Required work:
Repeat exactly the lines below, from the line containing "Read this page and output its text content." through the last line, both included. Leave out any pictures.

──────── Information supplied ────────

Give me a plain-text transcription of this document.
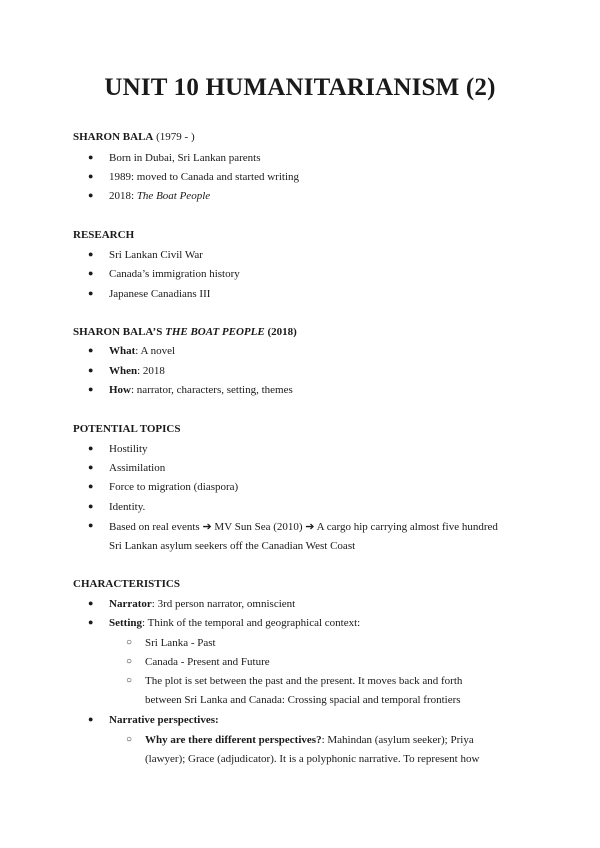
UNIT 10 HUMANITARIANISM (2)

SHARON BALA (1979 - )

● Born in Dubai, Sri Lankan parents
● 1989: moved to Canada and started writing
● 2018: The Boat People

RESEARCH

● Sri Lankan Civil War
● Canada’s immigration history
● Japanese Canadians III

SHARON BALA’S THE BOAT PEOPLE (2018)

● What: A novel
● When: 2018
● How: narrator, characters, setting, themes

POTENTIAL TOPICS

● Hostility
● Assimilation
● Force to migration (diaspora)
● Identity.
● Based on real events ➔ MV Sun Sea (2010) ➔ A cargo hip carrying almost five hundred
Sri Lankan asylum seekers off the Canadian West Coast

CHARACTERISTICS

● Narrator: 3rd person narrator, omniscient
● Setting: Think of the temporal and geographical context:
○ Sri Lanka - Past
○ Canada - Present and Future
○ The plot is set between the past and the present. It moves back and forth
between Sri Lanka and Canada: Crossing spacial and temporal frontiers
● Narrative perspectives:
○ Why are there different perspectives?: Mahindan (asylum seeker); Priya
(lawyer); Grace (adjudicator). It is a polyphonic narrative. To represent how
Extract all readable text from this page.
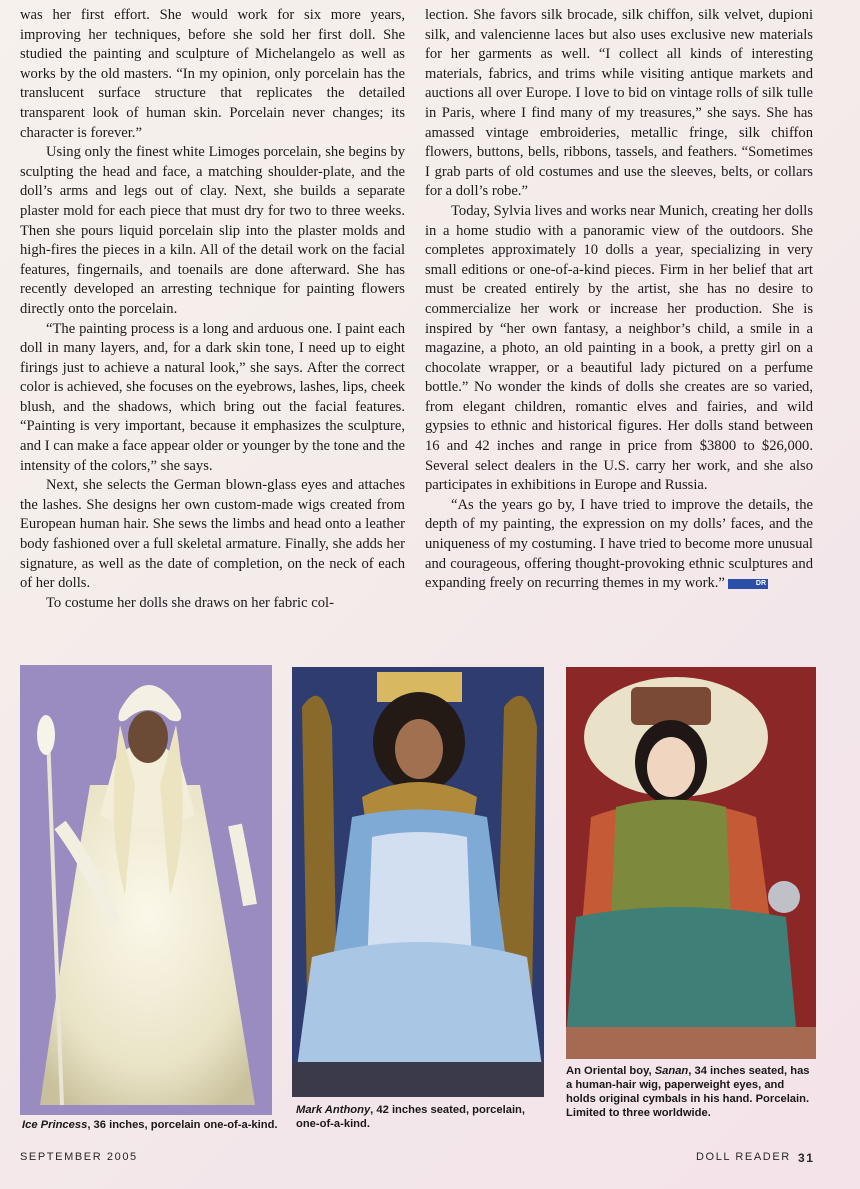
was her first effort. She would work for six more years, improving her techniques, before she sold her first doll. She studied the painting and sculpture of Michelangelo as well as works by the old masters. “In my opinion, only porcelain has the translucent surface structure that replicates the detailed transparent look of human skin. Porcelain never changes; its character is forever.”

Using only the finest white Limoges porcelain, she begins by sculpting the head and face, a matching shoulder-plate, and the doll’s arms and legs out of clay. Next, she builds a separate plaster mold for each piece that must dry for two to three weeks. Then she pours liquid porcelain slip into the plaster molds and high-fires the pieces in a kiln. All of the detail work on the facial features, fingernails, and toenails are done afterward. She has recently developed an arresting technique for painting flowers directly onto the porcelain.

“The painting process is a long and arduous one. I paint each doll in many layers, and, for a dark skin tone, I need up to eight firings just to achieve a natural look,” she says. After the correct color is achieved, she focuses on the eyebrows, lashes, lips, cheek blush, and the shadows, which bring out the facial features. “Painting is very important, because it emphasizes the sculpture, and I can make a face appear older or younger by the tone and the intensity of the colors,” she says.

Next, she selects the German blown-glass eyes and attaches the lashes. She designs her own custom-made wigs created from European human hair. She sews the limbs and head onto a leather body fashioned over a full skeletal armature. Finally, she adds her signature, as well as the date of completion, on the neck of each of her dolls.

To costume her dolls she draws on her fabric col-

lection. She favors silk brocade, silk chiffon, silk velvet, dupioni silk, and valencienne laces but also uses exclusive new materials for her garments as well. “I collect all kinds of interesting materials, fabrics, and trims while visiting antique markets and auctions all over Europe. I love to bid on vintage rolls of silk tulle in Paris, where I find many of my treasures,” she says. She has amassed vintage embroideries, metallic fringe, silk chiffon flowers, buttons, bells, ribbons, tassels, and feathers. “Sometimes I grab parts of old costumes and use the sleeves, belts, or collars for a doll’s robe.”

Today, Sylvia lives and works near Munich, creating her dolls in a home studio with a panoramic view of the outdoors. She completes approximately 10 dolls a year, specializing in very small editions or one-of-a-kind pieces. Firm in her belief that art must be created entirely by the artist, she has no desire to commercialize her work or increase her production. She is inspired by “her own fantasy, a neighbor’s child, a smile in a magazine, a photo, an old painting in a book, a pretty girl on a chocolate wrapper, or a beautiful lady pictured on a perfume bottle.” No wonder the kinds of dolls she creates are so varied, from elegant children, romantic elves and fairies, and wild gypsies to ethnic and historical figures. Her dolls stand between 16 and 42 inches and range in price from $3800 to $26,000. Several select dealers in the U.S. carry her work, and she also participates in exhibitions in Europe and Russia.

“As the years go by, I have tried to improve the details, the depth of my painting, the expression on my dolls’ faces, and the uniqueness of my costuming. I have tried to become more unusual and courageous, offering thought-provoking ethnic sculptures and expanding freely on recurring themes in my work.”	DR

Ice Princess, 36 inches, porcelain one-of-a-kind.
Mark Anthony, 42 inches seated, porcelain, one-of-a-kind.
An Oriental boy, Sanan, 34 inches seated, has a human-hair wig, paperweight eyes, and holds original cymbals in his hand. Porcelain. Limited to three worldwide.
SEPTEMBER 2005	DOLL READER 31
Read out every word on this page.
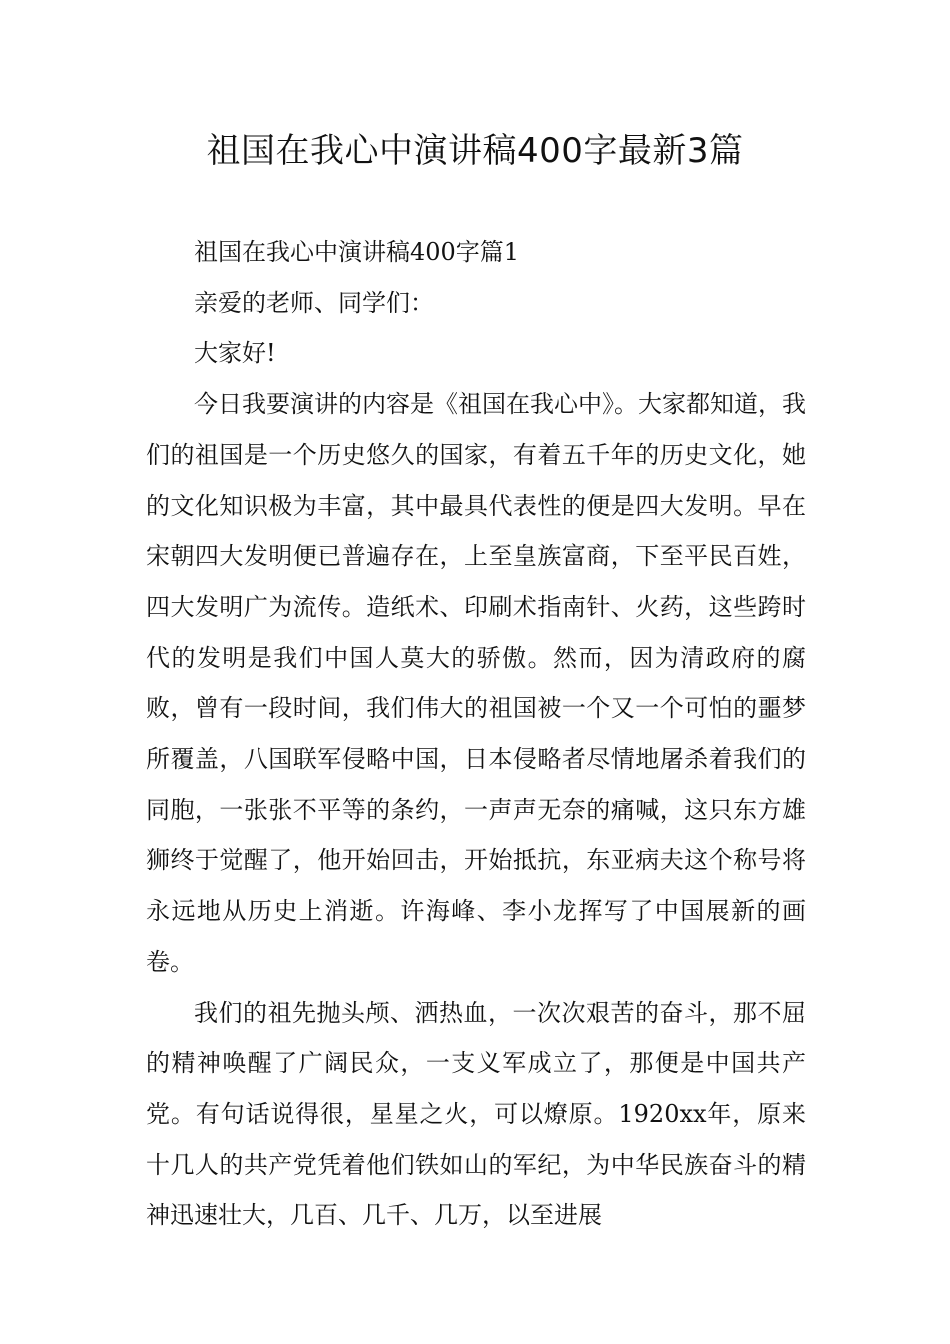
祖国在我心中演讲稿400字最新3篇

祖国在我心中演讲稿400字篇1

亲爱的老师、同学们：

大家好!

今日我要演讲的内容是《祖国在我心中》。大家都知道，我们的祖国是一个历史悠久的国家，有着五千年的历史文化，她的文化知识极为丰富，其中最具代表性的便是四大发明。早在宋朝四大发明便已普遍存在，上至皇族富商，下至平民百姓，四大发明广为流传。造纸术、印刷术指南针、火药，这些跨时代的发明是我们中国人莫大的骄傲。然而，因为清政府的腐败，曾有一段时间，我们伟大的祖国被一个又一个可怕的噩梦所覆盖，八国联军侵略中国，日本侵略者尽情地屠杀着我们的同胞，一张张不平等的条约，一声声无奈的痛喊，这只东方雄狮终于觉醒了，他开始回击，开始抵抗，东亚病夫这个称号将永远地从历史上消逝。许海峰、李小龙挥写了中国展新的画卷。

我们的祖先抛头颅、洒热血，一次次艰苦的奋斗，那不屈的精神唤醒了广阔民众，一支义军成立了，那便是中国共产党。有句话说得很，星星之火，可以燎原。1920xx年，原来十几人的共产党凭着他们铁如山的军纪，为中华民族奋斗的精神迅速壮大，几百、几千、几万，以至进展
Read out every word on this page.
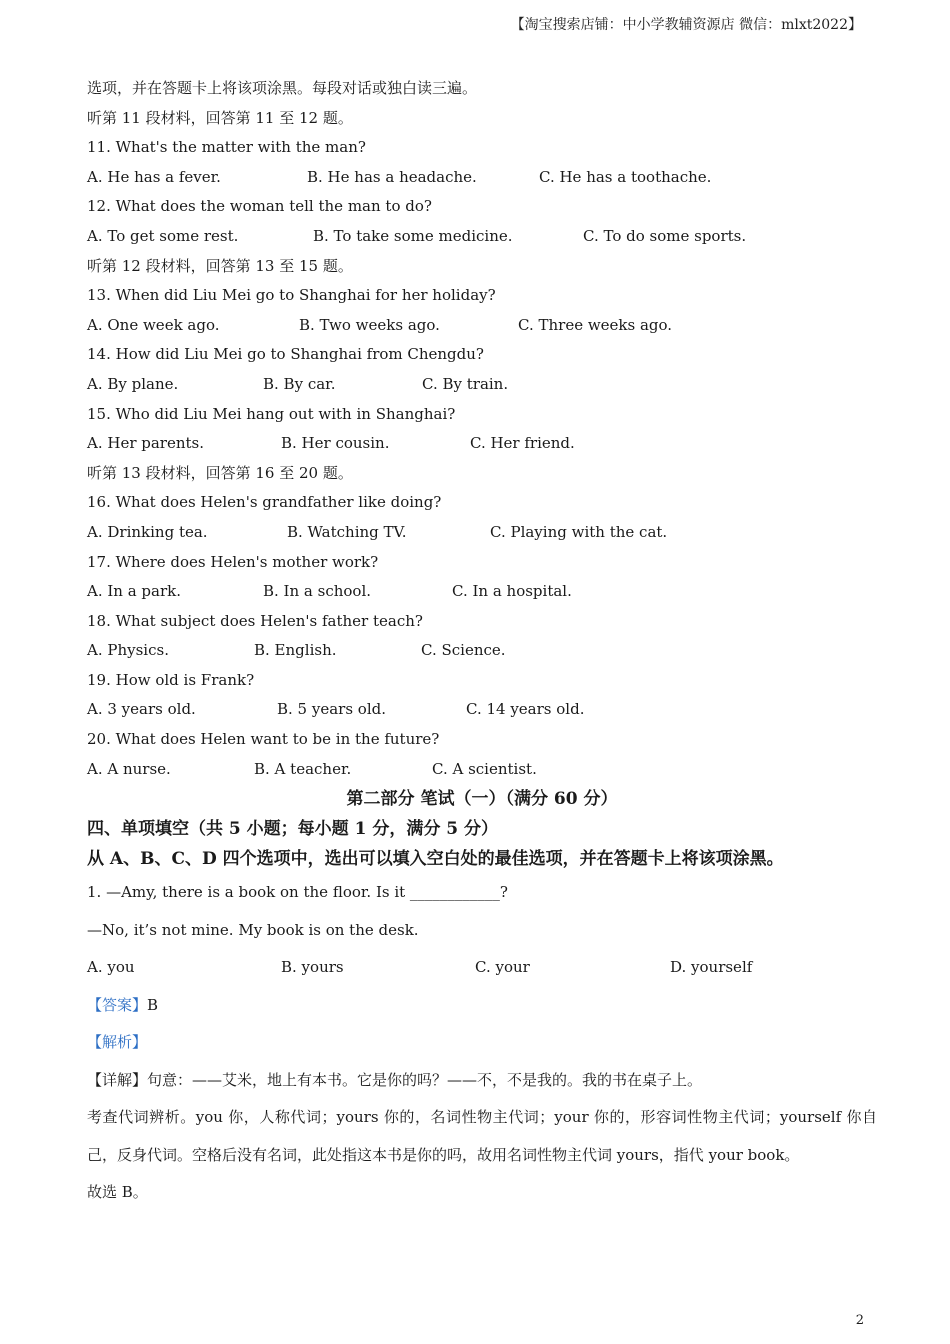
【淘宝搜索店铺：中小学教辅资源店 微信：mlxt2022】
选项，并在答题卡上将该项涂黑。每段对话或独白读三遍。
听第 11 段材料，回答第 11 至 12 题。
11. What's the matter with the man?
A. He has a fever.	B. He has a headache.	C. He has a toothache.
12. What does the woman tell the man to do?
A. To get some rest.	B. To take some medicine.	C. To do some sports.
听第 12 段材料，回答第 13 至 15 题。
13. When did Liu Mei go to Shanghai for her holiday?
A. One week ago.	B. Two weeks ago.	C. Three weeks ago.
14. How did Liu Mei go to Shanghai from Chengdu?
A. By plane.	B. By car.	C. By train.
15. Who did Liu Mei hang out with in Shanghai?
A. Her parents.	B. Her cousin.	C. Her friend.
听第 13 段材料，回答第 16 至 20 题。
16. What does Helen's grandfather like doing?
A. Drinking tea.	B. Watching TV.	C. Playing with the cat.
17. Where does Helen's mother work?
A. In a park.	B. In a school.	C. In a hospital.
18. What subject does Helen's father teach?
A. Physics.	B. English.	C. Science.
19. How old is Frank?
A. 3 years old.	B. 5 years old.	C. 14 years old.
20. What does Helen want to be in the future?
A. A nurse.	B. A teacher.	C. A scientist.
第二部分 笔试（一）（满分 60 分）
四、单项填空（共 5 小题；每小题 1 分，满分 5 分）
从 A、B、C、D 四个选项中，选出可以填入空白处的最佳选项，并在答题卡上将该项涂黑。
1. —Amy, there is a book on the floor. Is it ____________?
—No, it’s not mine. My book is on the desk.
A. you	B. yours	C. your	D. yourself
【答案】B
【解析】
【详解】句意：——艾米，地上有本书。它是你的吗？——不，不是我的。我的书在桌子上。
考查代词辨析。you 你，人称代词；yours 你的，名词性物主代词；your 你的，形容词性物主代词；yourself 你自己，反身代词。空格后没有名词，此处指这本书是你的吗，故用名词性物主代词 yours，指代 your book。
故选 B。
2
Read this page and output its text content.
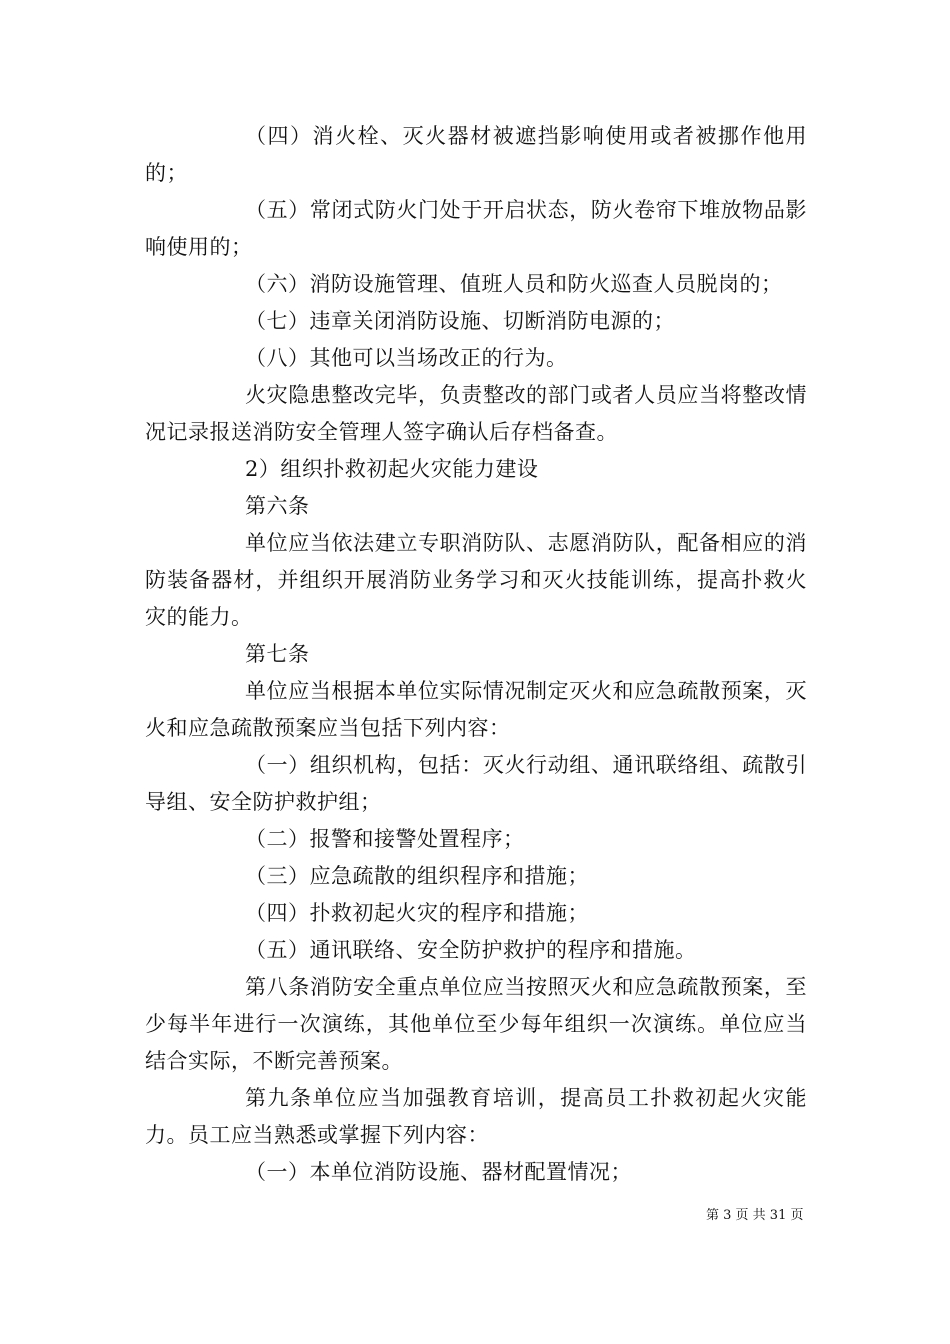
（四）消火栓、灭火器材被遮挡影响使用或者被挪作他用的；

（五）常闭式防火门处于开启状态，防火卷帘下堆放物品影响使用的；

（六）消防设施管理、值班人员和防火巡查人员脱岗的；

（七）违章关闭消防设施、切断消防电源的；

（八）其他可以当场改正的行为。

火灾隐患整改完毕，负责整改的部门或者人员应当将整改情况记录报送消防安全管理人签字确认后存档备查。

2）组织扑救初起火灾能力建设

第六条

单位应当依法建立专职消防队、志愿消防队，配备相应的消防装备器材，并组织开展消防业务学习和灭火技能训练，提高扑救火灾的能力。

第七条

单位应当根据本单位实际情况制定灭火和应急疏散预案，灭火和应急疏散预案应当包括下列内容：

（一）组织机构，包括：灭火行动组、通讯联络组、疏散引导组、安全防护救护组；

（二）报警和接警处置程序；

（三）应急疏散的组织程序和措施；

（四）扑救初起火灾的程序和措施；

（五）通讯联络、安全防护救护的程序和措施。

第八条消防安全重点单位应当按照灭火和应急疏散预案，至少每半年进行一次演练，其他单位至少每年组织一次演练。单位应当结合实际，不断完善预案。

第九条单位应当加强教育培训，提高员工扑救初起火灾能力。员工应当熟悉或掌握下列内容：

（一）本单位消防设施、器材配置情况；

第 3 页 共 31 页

────────

Response to the task:
Read this page and output its text content.
（四）消火栓、灭火器材被遮挡影响使用或者被挪作他用的；

（五）常闭式防火门处于开启状态，防火卷帘下堆放物品影响使用的；

（六）消防设施管理、值班人员和防火巡查人员脱岗的；

（七）违章关闭消防设施、切断消防电源的；

（八）其他可以当场改正的行为。

火灾隐患整改完毕，负责整改的部门或者人员应当将整改情况记录报送消防安全管理人签字确认后存档备查。

2）组织扑救初起火灾能力建设

第六条

单位应当依法建立专职消防队、志愿消防队，配备相应的消防装备器材，并组织开展消防业务学习和灭火技能训练，提高扑救火灾的能力。

第七条

单位应当根据本单位实际情况制定灭火和应急疏散预案，灭火和应急疏散预案应当包括下列内容：

（一）组织机构，包括：灭火行动组、通讯联络组、疏散引导组、安全防护救护组；

（二）报警和接警处置程序；

（三）应急疏散的组织程序和措施；

（四）扑救初起火灾的程序和措施；

（五）通讯联络、安全防护救护的程序和措施。

第八条消防安全重点单位应当按照灭火和应急疏散预案，至少每半年进行一次演练，其他单位至少每年组织一次演练。单位应当结合实际，不断完善预案。

第九条单位应当加强教育培训，提高员工扑救初起火灾能力。员工应当熟悉或掌握下列内容：

（一）本单位消防设施、器材配置情况；

第 3 页 共 31 页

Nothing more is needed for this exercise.